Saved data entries
──────────

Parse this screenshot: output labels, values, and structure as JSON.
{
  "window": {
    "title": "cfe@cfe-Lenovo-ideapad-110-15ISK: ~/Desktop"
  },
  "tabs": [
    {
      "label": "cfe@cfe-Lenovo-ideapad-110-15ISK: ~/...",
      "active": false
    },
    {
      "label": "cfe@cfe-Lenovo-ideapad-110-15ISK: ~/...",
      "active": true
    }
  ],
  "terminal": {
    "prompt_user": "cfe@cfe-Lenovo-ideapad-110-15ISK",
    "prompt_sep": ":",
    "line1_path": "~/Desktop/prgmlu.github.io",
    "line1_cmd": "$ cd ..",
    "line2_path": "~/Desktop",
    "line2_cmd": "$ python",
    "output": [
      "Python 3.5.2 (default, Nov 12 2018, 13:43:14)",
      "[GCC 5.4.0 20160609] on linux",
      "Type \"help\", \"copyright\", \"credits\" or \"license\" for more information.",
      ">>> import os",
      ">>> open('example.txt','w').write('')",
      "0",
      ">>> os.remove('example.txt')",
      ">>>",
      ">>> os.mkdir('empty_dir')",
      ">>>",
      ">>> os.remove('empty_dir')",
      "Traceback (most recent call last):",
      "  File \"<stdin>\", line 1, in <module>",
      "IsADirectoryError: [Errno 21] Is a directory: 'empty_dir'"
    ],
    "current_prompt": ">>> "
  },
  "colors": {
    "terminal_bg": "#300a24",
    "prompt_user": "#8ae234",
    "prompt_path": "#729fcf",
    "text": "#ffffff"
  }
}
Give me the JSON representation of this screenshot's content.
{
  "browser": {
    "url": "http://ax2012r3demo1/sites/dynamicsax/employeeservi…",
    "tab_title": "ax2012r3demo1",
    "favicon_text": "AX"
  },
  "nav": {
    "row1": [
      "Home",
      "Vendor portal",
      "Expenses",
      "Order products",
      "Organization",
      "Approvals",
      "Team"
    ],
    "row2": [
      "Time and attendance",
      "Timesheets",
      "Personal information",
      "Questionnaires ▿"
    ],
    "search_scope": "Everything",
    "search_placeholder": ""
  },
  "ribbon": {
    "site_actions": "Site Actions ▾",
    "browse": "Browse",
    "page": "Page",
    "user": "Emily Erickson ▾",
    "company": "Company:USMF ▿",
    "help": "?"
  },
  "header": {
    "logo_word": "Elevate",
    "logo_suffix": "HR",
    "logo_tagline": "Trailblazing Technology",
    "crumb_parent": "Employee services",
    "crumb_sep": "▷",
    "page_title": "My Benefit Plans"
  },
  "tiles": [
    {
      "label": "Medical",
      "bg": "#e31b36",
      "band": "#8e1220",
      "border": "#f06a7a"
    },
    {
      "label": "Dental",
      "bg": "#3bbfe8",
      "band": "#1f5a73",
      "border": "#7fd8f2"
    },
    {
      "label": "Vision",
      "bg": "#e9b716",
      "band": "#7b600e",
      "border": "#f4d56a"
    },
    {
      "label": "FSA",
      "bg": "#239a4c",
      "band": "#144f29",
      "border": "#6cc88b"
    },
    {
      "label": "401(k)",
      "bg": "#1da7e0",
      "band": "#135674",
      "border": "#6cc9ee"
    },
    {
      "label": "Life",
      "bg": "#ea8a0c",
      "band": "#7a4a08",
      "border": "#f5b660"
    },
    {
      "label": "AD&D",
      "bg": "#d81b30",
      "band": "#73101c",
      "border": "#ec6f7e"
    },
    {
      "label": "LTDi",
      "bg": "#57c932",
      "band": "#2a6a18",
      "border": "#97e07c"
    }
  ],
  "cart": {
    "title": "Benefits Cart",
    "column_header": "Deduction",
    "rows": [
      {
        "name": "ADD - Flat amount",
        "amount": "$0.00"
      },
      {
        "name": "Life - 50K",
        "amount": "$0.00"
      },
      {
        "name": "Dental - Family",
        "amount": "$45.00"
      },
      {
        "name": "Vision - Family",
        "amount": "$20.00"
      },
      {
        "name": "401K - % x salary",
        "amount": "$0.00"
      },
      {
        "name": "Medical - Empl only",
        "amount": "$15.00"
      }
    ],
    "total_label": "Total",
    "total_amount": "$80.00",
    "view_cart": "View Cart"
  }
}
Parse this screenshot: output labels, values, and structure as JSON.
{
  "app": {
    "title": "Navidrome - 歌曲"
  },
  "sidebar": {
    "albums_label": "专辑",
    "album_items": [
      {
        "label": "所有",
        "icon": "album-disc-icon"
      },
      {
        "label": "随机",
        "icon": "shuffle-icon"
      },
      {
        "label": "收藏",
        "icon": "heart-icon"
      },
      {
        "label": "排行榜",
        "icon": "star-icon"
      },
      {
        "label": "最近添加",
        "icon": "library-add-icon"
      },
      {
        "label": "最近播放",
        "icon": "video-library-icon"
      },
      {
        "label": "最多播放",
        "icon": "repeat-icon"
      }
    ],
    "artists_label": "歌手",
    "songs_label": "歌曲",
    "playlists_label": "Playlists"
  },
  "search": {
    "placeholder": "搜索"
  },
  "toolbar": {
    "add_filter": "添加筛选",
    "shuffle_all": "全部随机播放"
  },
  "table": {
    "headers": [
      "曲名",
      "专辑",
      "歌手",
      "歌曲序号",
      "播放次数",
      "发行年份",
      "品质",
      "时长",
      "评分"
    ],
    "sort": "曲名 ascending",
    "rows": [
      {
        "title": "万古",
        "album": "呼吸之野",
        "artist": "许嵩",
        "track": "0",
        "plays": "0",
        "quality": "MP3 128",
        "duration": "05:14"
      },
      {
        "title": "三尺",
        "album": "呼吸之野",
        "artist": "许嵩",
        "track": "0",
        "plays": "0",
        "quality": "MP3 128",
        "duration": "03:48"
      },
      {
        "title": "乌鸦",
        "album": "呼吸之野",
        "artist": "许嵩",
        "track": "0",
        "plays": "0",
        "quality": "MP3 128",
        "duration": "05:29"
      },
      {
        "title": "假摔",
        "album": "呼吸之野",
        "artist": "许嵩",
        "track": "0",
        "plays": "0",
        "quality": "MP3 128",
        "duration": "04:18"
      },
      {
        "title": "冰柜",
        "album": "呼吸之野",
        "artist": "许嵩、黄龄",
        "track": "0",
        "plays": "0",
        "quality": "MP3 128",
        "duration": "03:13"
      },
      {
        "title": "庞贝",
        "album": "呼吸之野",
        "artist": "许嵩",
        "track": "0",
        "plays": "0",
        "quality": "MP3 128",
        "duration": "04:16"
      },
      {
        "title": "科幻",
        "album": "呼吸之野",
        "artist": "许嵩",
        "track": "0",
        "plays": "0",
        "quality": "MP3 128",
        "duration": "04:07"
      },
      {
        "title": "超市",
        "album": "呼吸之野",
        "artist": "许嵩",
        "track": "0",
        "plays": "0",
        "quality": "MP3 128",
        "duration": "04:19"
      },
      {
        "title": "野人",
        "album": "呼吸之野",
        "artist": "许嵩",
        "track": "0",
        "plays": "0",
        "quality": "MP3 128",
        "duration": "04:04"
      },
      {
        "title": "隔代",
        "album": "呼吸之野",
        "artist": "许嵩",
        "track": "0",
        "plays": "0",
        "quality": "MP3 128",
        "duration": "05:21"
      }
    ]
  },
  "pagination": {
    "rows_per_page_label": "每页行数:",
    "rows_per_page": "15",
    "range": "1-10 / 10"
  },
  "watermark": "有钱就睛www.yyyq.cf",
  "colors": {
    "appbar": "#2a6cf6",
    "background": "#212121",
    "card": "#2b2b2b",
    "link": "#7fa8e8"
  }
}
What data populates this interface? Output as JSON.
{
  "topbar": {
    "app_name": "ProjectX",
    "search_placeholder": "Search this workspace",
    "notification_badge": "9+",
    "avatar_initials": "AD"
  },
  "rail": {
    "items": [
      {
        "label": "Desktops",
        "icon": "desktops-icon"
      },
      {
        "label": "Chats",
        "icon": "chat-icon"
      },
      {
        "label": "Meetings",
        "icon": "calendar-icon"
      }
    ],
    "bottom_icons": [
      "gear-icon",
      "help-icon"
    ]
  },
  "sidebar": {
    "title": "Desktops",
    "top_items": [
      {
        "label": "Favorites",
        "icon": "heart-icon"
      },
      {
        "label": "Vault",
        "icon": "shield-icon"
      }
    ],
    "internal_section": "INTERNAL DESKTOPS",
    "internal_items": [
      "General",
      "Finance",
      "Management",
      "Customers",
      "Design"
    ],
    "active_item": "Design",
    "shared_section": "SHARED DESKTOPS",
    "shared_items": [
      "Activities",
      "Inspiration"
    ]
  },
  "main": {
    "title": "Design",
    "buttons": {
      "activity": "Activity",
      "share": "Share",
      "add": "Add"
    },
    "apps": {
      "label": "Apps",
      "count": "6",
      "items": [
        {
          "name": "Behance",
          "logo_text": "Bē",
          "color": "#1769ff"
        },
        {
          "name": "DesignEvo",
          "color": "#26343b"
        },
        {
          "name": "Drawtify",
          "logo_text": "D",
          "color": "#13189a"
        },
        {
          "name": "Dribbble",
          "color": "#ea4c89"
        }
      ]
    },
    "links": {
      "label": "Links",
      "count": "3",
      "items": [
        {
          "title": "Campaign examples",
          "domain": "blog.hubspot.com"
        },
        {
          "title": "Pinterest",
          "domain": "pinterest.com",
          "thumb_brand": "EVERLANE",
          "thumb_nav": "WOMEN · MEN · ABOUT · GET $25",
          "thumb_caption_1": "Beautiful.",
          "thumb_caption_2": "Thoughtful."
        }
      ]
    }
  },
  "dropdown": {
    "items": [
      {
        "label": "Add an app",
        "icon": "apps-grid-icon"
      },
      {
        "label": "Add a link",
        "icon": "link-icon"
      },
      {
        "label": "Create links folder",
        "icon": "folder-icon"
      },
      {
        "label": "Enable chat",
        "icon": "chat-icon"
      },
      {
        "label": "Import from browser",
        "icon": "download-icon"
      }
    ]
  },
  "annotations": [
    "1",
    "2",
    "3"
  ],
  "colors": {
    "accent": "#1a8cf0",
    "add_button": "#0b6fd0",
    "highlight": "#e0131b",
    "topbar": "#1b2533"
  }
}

──────────

> [WHAT IS EXPECTED]: Please list every line of the records that contains "information".

> [FULL ANSWER]:
      "Type \"help\", \"copyright\", \"credits\" or \"license\" for more information.",
      "Personal information",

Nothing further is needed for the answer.